* _The problem_:
Return only the number of lines holding the word "Федерации".

(Recorded data)
----

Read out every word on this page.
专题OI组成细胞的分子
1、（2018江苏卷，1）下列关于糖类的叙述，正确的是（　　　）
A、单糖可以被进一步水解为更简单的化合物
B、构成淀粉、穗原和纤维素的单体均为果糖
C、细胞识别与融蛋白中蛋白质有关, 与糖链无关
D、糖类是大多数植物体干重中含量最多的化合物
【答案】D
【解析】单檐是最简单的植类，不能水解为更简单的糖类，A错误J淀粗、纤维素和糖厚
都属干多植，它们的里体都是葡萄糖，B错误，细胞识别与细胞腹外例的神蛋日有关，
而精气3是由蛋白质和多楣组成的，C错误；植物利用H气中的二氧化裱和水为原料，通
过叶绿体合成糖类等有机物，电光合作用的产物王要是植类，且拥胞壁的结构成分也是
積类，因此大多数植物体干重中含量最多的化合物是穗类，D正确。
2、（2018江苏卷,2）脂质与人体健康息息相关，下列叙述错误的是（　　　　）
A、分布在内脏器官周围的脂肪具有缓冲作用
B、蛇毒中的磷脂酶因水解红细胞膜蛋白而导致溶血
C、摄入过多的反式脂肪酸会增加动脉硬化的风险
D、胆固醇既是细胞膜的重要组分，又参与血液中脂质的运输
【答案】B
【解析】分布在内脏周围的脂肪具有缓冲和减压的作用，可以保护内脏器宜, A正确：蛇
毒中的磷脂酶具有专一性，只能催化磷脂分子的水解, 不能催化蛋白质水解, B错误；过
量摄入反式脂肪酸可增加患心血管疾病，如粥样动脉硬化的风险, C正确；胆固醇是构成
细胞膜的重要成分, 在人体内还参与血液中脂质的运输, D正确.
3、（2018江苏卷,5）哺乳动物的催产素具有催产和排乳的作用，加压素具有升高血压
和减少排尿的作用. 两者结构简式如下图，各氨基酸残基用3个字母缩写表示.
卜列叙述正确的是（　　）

----

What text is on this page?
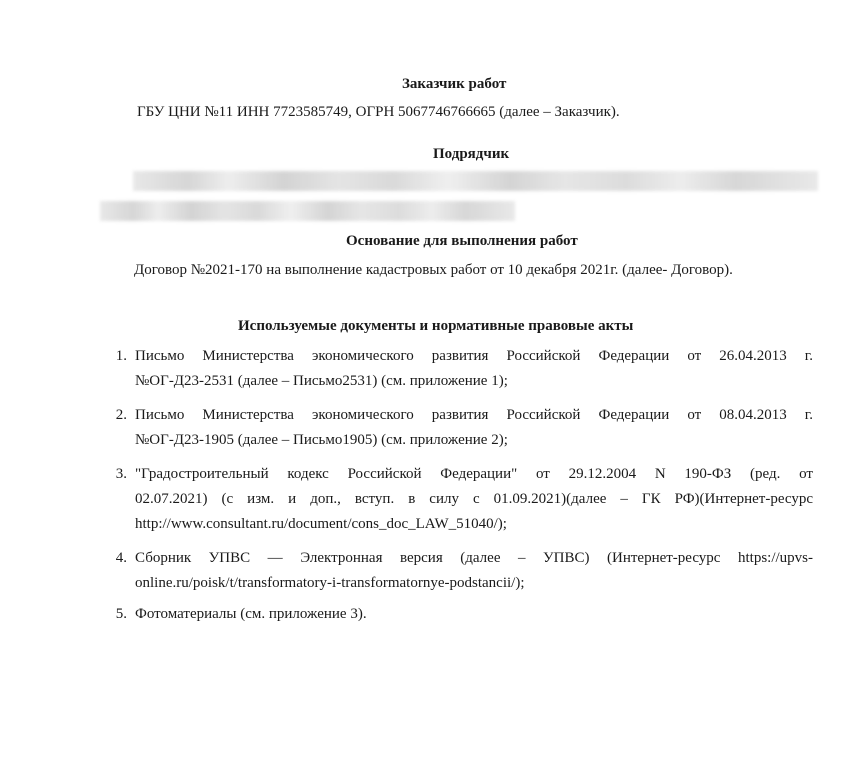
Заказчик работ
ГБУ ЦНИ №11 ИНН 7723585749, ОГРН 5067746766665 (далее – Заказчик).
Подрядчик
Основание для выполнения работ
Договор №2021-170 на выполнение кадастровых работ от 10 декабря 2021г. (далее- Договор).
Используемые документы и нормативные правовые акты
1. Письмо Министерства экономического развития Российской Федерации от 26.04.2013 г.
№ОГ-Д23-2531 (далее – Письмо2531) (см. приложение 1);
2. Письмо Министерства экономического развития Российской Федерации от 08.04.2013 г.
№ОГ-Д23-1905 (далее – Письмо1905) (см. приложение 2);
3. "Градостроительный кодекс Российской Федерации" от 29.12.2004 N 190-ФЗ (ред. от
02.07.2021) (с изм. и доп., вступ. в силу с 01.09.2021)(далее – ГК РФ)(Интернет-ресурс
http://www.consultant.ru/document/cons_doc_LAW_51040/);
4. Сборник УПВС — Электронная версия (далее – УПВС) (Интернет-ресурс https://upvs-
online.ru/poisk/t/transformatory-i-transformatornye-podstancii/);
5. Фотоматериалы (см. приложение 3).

----

* _Solution to this problem_:
3